• **Exercise**: Please check every line of the listing for "Unternehmer" and copy each line where it is found.

***** Material to process *****

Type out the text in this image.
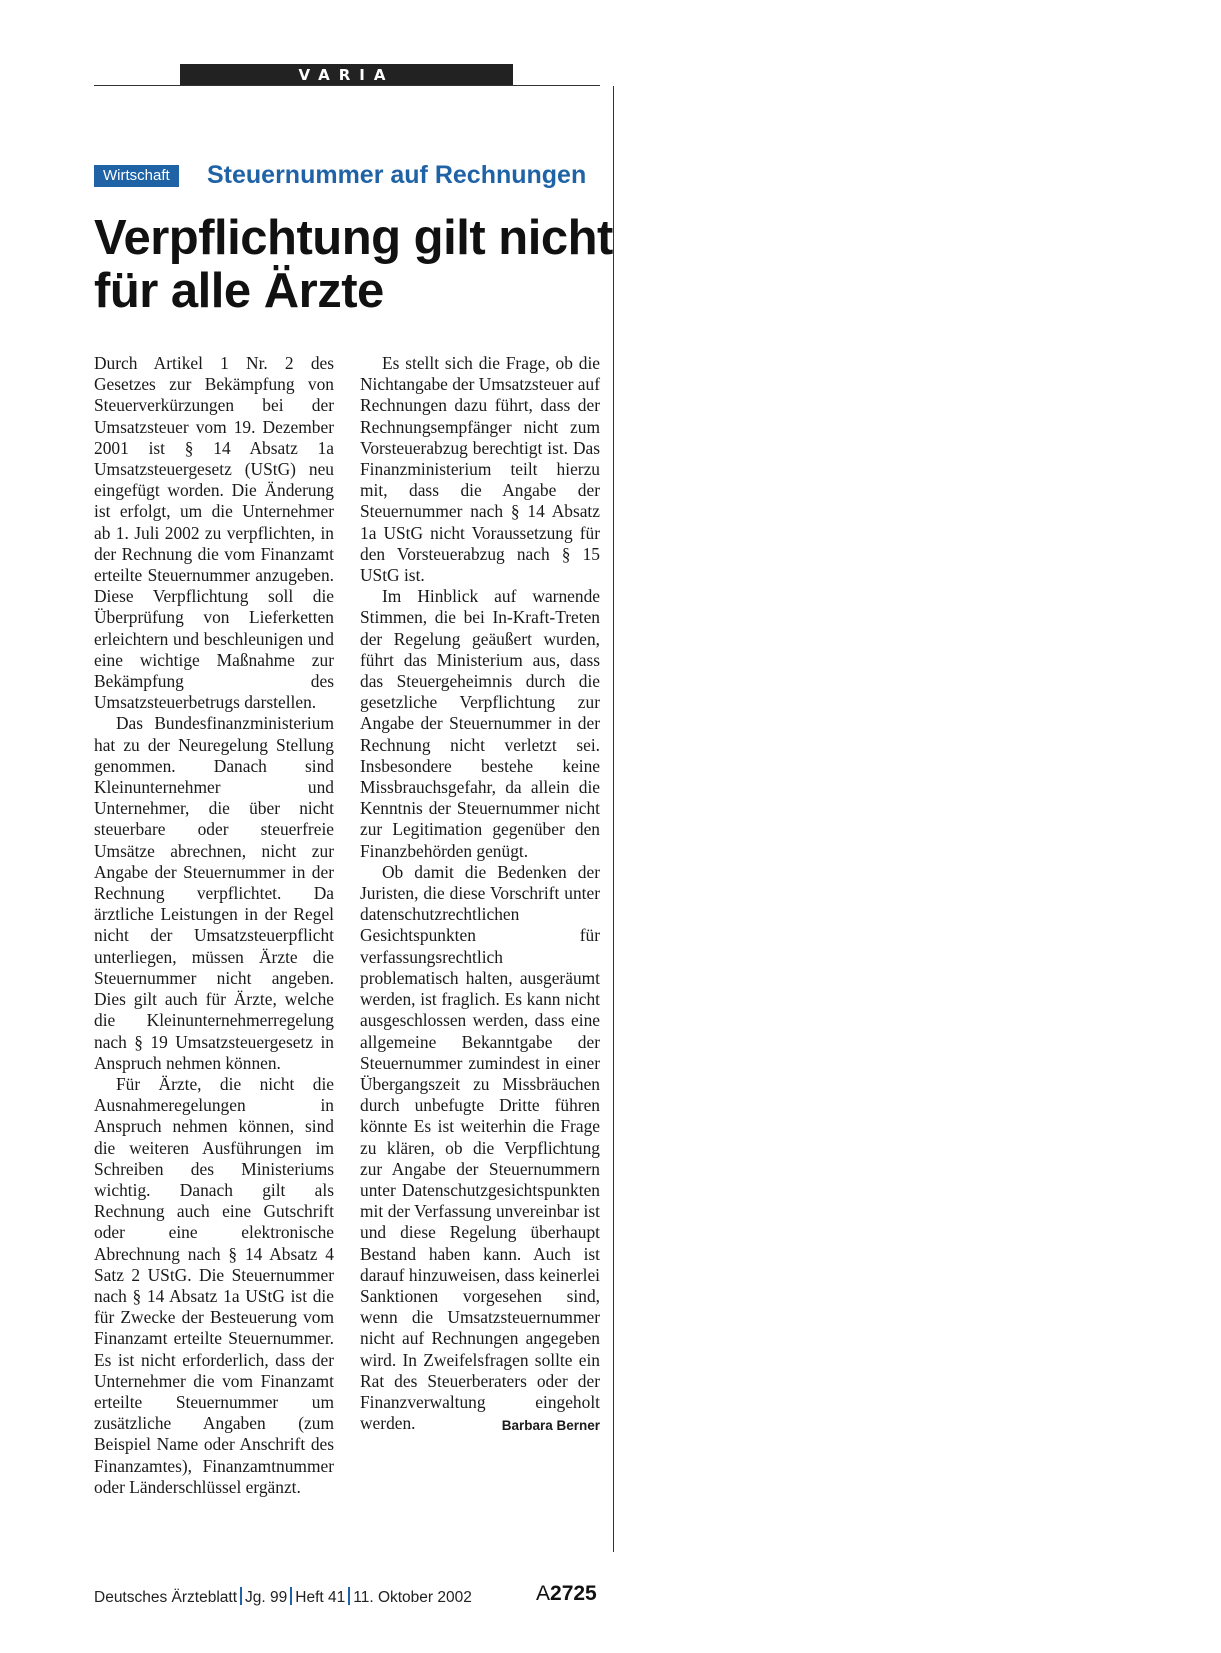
VARIA
Wirtschaft	Steuernummer auf Rechnungen
Verpflichtung gilt nicht
für alle Ärzte

Durch Artikel 1 Nr. 2 des Gesetzes zur Bekämpfung von Steuerverkürzungen bei der Umsatzsteuer vom 19. Dezember 2001 ist § 14 Absatz 1a Umsatzsteuergesetz (UStG) neu eingefügt worden. Die Änderung ist erfolgt, um die Unternehmer ab 1. Juli 2002 zu verpflichten, in der Rechnung die vom Finanzamt erteilte Steuernummer anzugeben. Diese Verpflichtung soll die Überprüfung von Lieferketten erleichtern und beschleunigen und eine wichtige Maßnahme zur Bekämpfung des Umsatzsteuerbetrugs darstellen.

Das Bundesfinanzministerium hat zu der Neuregelung Stellung genommen. Danach sind Kleinunternehmer und Unternehmer, die über nicht steuerbare oder steuerfreie Umsätze abrechnen, nicht zur Angabe der Steuernummer in der Rechnung verpflichtet. Da ärztliche Leistungen in der Regel nicht der Umsatzsteuerpflicht unterliegen, müssen Ärzte die Steuernummer nicht angeben. Dies gilt auch für Ärzte, welche die Kleinunternehmerregelung nach § 19 Umsatzsteuergesetz in Anspruch nehmen können.

Für Ärzte, die nicht die Ausnahmeregelungen in Anspruch nehmen können, sind die weiteren Ausführungen im Schreiben des Ministeriums wichtig. Danach gilt als Rechnung auch eine Gutschrift oder eine elektronische Abrechnung nach § 14 Absatz 4 Satz 2 UStG. Die Steuernummer nach § 14 Absatz 1a UStG ist die für Zwecke der Besteuerung vom Finanzamt erteilte Steuernummer. Es ist nicht erforderlich, dass der Unternehmer die vom Finanzamt erteilte Steuernummer um zusätzliche Angaben (zum Beispiel Name oder Anschrift des Finanzamtes), Finanzamtnummer oder Länderschlüssel ergänzt.

Es stellt sich die Frage, ob die Nichtangabe der Umsatzsteuer auf Rechnungen dazu führt, dass der Rechnungsempfänger nicht zum Vorsteuerabzug berechtigt ist. Das Finanzministerium teilt hierzu mit, dass die Angabe der Steuernummer nach § 14 Absatz 1a UStG nicht Voraussetzung für den Vorsteuerabzug nach § 15 UStG ist.

Im Hinblick auf warnende Stimmen, die bei In-Kraft-Treten der Regelung geäußert wurden, führt das Ministerium aus, dass das Steuergeheimnis durch die gesetzliche Verpflichtung zur Angabe der Steuernummer in der Rechnung nicht verletzt sei. Insbesondere bestehe keine Missbrauchsgefahr, da allein die Kenntnis der Steuernummer nicht zur Legitimation gegenüber den Finanzbehörden genügt.

Ob damit die Bedenken der Juristen, die diese Vorschrift unter datenschutzrechtlichen Gesichtspunkten für verfassungsrechtlich problematisch halten, ausgeräumt werden, ist fraglich. Es kann nicht ausgeschlossen werden, dass eine allgemeine Bekanntgabe der Steuernummer zumindest in einer Übergangszeit zu Missbräuchen durch unbefugte Dritte führen könnte Es ist weiterhin die Frage zu klären, ob die Verpflichtung zur Angabe der Steuernummern unter Datenschutzgesichtspunkten mit der Verfassung unvereinbar ist und diese Regelung überhaupt Bestand haben kann. Auch ist darauf hinzuweisen, dass keinerlei Sanktionen vorgesehen sind, wenn die Umsatzsteuernummer nicht auf Rechnungen angegeben wird. In Zweifelsfragen sollte ein Rat des Steuerberaters oder der Finanzverwaltung eingeholt werden.	Barbara Berner

Deutsches Ärzteblatt Jg. 99 Heft 41 11. Oktober 2002	A2725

*****

• **Exercise result**:
Durch Artikel 1 Nr. 2 des Gesetzes zur Bekämpfung von Steuerverkürzungen bei der Umsatzsteuer vom 19. Dezember 2001 ist § 14 Absatz 1a Umsatzsteuergesetz (UStG) neu eingefügt worden. Die Änderung ist erfolgt, um die Unternehmer ab 1. Juli 2002 zu verpflichten, in der Rechnung die vom Finanzamt erteilte Steuernummer anzugeben. Diese Verpflichtung soll die Überprüfung von Lieferketten erleichtern und beschleunigen und eine wichtige Maßnahme zur Bekämpfung des Umsatzsteuerbetrugs darstellen.
Das Bundesfinanzministerium hat zu der Neuregelung Stellung genommen. Danach sind Kleinunternehmer und Unternehmer, die über nicht steuerbare oder steuerfreie Umsätze abrechnen, nicht zur Angabe der Steuernummer in der Rechnung verpflichtet. Da ärztliche Leistungen in der Regel nicht der Umsatzsteuerpflicht unterliegen, müssen Ärzte die Steuernummer nicht angeben. Dies gilt auch für Ärzte, welche die Kleinunternehmerregelung nach § 19 Umsatzsteuergesetz in Anspruch nehmen können.
Für Ärzte, die nicht die Ausnahmeregelungen in Anspruch nehmen können, sind die weiteren Ausführungen im Schreiben des Ministeriums wichtig. Danach gilt als Rechnung auch eine Gutschrift oder eine elektronische Abrechnung nach § 14 Absatz 4 Satz 2 UStG. Die Steuernummer nach § 14 Absatz 1a UStG ist die für Zwecke der Besteuerung vom Finanzamt erteilte Steuernummer. Es ist nicht erforderlich, dass der Unternehmer die vom Finanzamt erteilte Steuernummer um zusätzliche Angaben (zum Beispiel Name oder Anschrift des Finanzamtes), Finanzamtnummer oder Länderschlüssel ergänzt.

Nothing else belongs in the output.